§ ACTIVITY
Your output should repeat each record below with no differences.

= = = = =

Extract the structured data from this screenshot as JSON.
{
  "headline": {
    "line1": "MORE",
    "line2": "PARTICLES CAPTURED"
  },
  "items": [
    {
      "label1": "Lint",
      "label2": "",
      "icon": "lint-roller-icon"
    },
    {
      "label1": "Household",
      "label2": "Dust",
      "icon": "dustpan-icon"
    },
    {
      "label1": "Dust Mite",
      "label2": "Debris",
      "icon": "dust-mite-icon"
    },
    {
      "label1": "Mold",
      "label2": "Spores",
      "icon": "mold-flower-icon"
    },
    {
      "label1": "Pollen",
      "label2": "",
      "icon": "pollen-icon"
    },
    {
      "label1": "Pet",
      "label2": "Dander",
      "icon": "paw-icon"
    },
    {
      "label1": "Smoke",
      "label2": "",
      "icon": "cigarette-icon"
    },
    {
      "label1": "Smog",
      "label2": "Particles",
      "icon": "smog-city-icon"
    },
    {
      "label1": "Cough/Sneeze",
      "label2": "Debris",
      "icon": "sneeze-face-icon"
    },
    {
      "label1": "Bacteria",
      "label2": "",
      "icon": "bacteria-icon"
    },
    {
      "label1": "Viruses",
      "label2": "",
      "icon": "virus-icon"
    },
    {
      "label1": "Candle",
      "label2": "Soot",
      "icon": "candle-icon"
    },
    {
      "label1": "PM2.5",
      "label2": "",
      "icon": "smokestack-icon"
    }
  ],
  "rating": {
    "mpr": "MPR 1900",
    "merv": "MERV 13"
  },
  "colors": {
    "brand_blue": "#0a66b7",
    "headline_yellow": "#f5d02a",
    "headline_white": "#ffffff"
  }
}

= = = = =

§ RESULT OF THIS TASK
Extract the structured data from this screenshot as JSON.
{
  "headline": {
    "line1": "MORE",
    "line2": "PARTICLES CAPTURED"
  },
  "items": [
    {
      "label1": "Lint",
      "label2": "",
      "icon": "lint-roller-icon"
    },
    {
      "label1": "Household",
      "label2": "Dust",
      "icon": "dustpan-icon"
    },
    {
      "label1": "Dust Mite",
      "label2": "Debris",
      "icon": "dust-mite-icon"
    },
    {
      "label1": "Mold",
      "label2": "Spores",
      "icon": "mold-flower-icon"
    },
    {
      "label1": "Pollen",
      "label2": "",
      "icon": "pollen-icon"
    },
    {
      "label1": "Pet",
      "label2": "Dander",
      "icon": "paw-icon"
    },
    {
      "label1": "Smoke",
      "label2": "",
      "icon": "cigarette-icon"
    },
    {
      "label1": "Smog",
      "label2": "Particles",
      "icon": "smog-city-icon"
    },
    {
      "label1": "Cough/Sneeze",
      "label2": "Debris",
      "icon": "sneeze-face-icon"
    },
    {
      "label1": "Bacteria",
      "label2": "",
      "icon": "bacteria-icon"
    },
    {
      "label1": "Viruses",
      "label2": "",
      "icon": "virus-icon"
    },
    {
      "label1": "Candle",
      "label2": "Soot",
      "icon": "candle-icon"
    },
    {
      "label1": "PM2.5",
      "label2": "",
      "icon": "smokestack-icon"
    }
  ],
  "rating": {
    "mpr": "MPR 1900",
    "merv": "MERV 13"
  },
  "colors": {
    "brand_blue": "#0a66b7",
    "headline_yellow": "#f5d02a",
    "headline_white": "#ffffff"
  }
}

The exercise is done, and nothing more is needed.